=== Supplied material ===

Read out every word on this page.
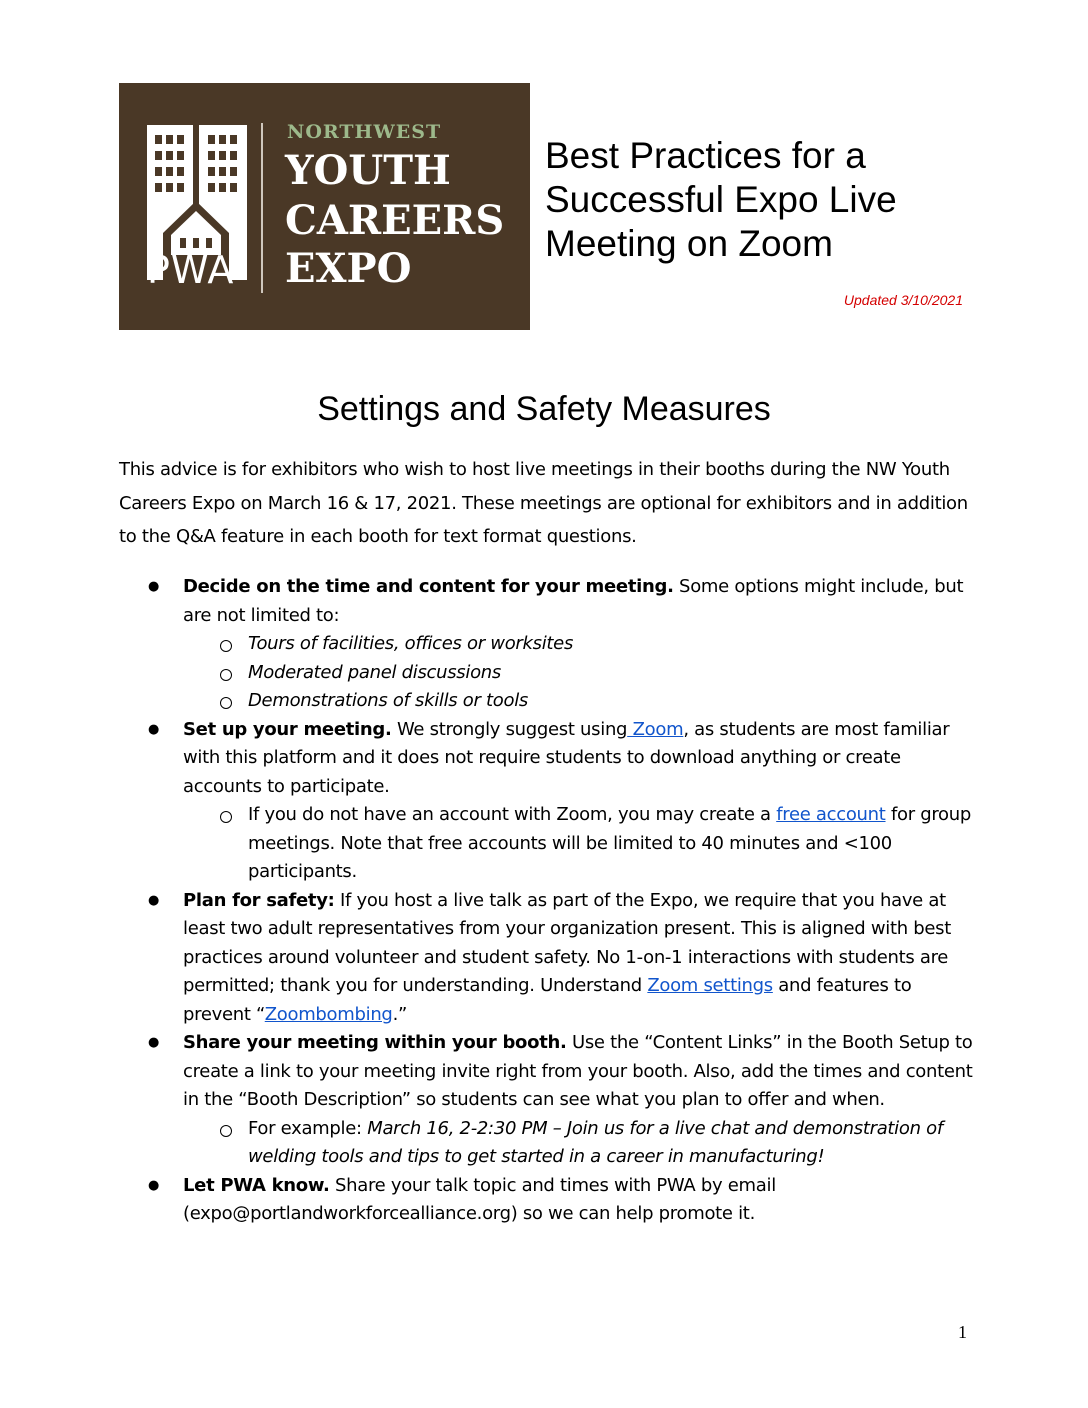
NORTHWEST
YOUTH
CAREERS
EXPO
PWA
Best Practices for a Successful Expo Live Meeting on Zoom
Updated 3/10/2021
Settings and Safety Measures
This advice is for exhibitors who wish to host live meetings in their booths during the NW Youth Careers Expo on March 16 & 17, 2021. These meetings are optional for exhibitors and in addition to the Q&A feature in each booth for text format questions.
● Decide on the time and content for your meeting. Some options might include, but are not limited to:
Tours of facilities, offices or worksites
Moderated panel discussions
Demonstrations of skills or tools
● Set up your meeting. We strongly suggest using Zoom, as students are most familiar with this platform and it does not require students to download anything or create accounts to participate.
If you do not have an account with Zoom, you may create a free account for group meetings. Note that free accounts will be limited to 40 minutes and <100 participants.
● Plan for safety: If you host a live talk as part of the Expo, we require that you have at least two adult representatives from your organization present. This is aligned with best practices around volunteer and student safety. No 1-on-1 interactions with students are permitted; thank you for understanding. Understand Zoom settings and features to prevent “Zoombombing.”
● Share your meeting within your booth. Use the “Content Links” in the Booth Setup to create a link to your meeting invite right from your booth. Also, add the times and content in the “Booth Description” so students can see what you plan to offer and when.
For example: March 16, 2-2:30 PM – Join us for a live chat and demonstration of welding tools and tips to get started in a career in manufacturing!
● Let PWA know. Share your talk topic and times with PWA by email (expo@portlandworkforcealliance.org) so we can help promote it.
1
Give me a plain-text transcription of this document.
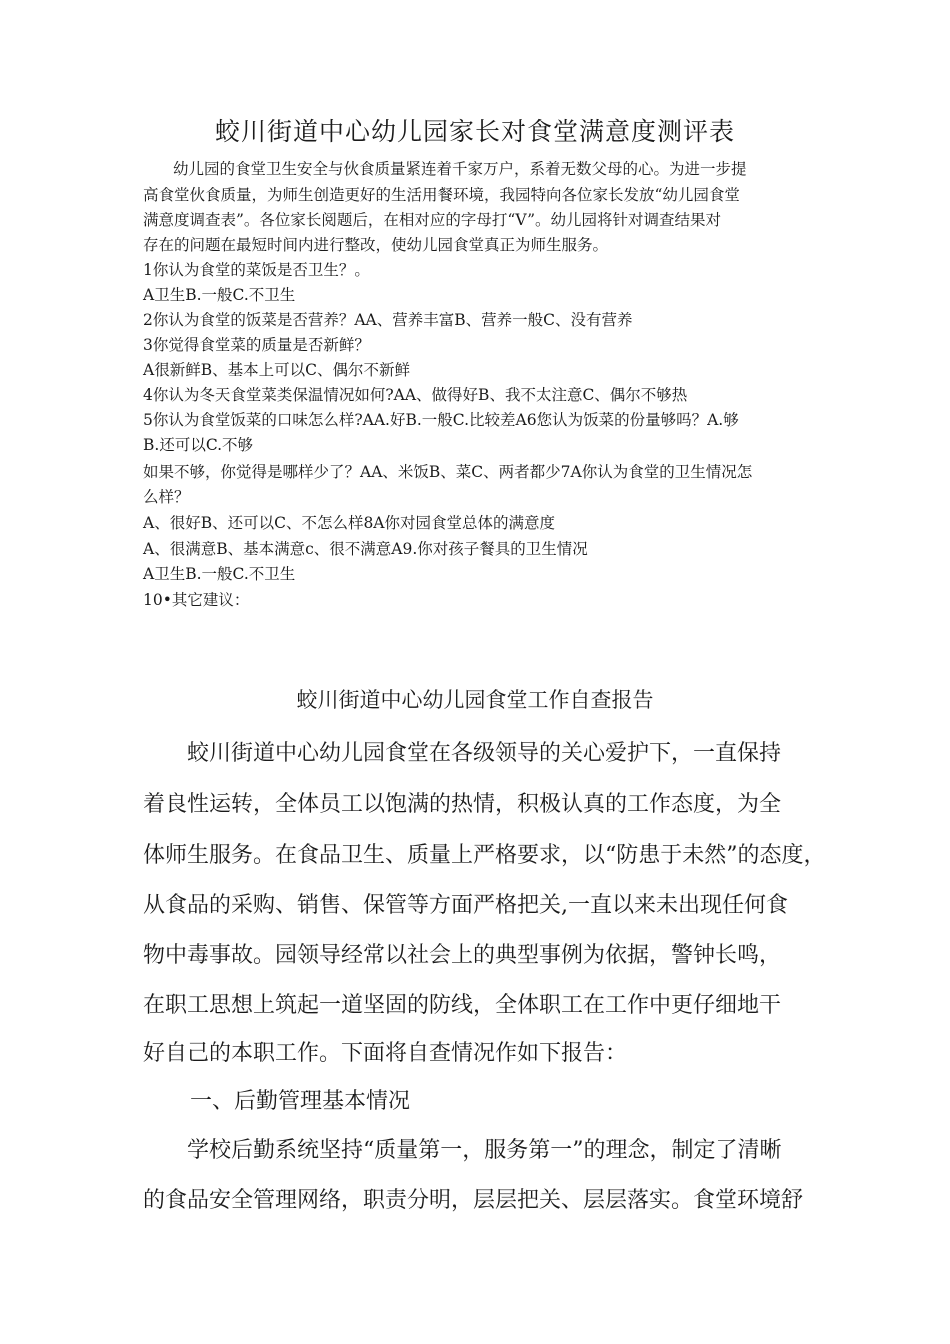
蛟川街道中心幼儿园家长对食堂满意度测评表
幼儿园的食堂卫生安全与伙食质量紧连着千家万户，系着无数父母的心。为进一步提
高食堂伙食质量，为师生创造更好的生活用餐环境，我园特向各位家长发放“幼儿园食堂
满意度调查表”。各位家长阅题后，在相对应的字母打“V”。幼儿园将针对调查结果对
存在的问题在最短时间内进行整改，使幼儿园食堂真正为师生服务。
1你认为食堂的菜饭是否卫生？。
A卫生B.一般C.不卫生
2你认为食堂的饭菜是否营养？AA、营养丰富B、营养一般C、没有营养
3你觉得食堂菜的质量是否新鲜？
A很新鲜B、基本上可以C、偶尔不新鲜
4你认为冬天食堂菜类保温情况如何?AA、做得好B、我不太注意C、偶尔不够热
5你认为食堂饭菜的口味怎么样?AA.好B.一般C.比较差A6您认为饭菜的份量够吗？A.够
B.还可以C.不够
如果不够，你觉得是哪样少了？AA、米饭B、菜C、两者都少7A你认为食堂的卫生情况怎
么样？
A、很好B、还可以C、不怎么样8A你对园食堂总体的满意度
A、很满意B、基本满意c、很不满意A9.你对孩子餐具的卫生情况
A卫生B.一般C.不卫生
10•其它建议：
蛟川街道中心幼儿园食堂工作自查报告
蛟川街道中心幼儿园食堂在各级领导的关心爱护下，一直保持
着良性运转，全体员工以饱满的热情，积极认真的工作态度，为全
体师生服务。在食品卫生、质量上严格要求，以“防患于未然”的态度，
从食品的采购、销售、保管等方面严格把关,一直以来未出现任何食
物中毒事故。园领导经常以社会上的典型事例为依据，警钟长鸣，
在职工思想上筑起一道坚固的防线，全体职工在工作中更仔细地干
好自己的本职工作。下面将自查情况作如下报告：
一、后勤管理基本情况
学校后勤系统坚持“质量第一，服务第一”的理念，制定了清晰
的食品安全管理网络，职责分明，层层把关、层层落实。食堂环境舒
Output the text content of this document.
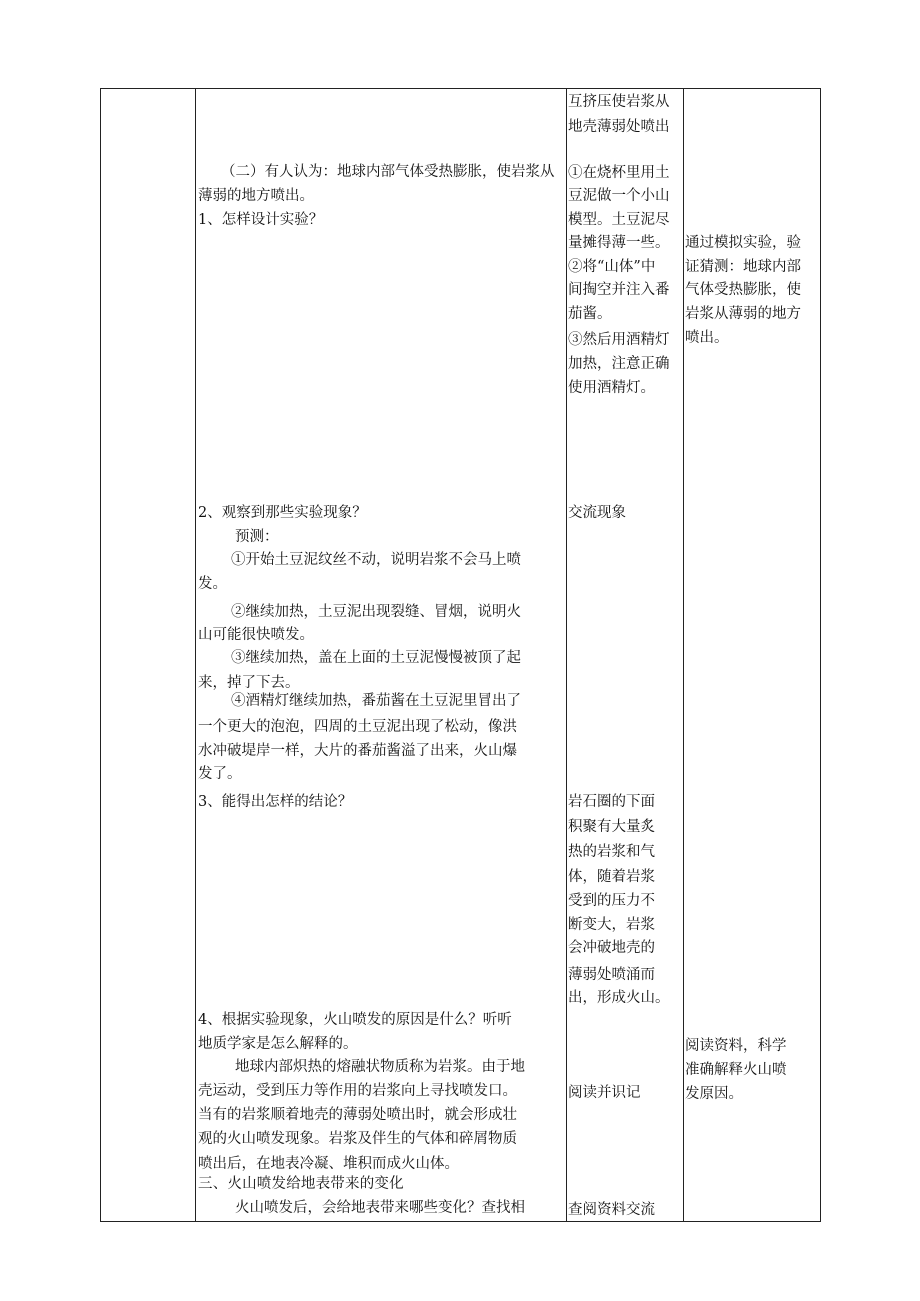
（二）有人认为：地球内部气体受热膨胀，使岩浆从
薄弱的地方喷出。
1、怎样设计实验？
2、观察到那些实验现象？
预测：
①开始土豆泥纹丝不动，说明岩浆不会马上喷
发。
②继续加热，土豆泥出现裂缝、冒烟，说明火
山可能很快喷发。
③继续加热，盖在上面的土豆泥慢慢被顶了起
来，掉了下去。
④酒精灯继续加热，番茄酱在土豆泥里冒出了
一个更大的泡泡，四周的土豆泥出现了松动，像洪
水冲破堤岸一样，大片的番茄酱溢了出来，火山爆
发了。
3、能得出怎样的结论？
4、根据实验现象，火山喷发的原因是什么？听听
地质学家是怎么解释的。
地球内部炽热的熔融状物质称为岩浆。由于地
壳运动，受到压力等作用的岩浆向上寻找喷发口。
当有的岩浆顺着地壳的薄弱处喷出时，就会形成壮
观的火山喷发现象。岩浆及伴生的气体和碎屑物质
喷出后，在地表冷凝、堆积而成火山体。
三、火山喷发给地表带来的变化
火山喷发后，会给地表带来哪些变化？查找相
互挤压使岩浆从
地壳薄弱处喷出
①在烧杯里用土
豆泥做一个小山
模型。土豆泥尽
量摊得薄一些。
②将“山体”中
间掏空并注入番
茄酱。
③然后用酒精灯
加热，注意正确
使用酒精灯。
交流现象
岩石圈的下面
积聚有大量炙
热的岩浆和气
体，随着岩浆
受到的压力不
断变大，岩浆
会冲破地壳的
薄弱处喷涌而
出，形成火山。
阅读并识记
查阅资料交流
通过模拟实验，验
证猜测：地球内部
气体受热膨胀，使
岩浆从薄弱的地方
喷出。
阅读资料，科学
准确解释火山喷
发原因。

===

Required task: Look through the entries above; copy every line holding the string "还可以C".

Output of the task:
B.还可以C.不够
A、很好B、还可以C、不怎么样8A你对园食堂总体的满意度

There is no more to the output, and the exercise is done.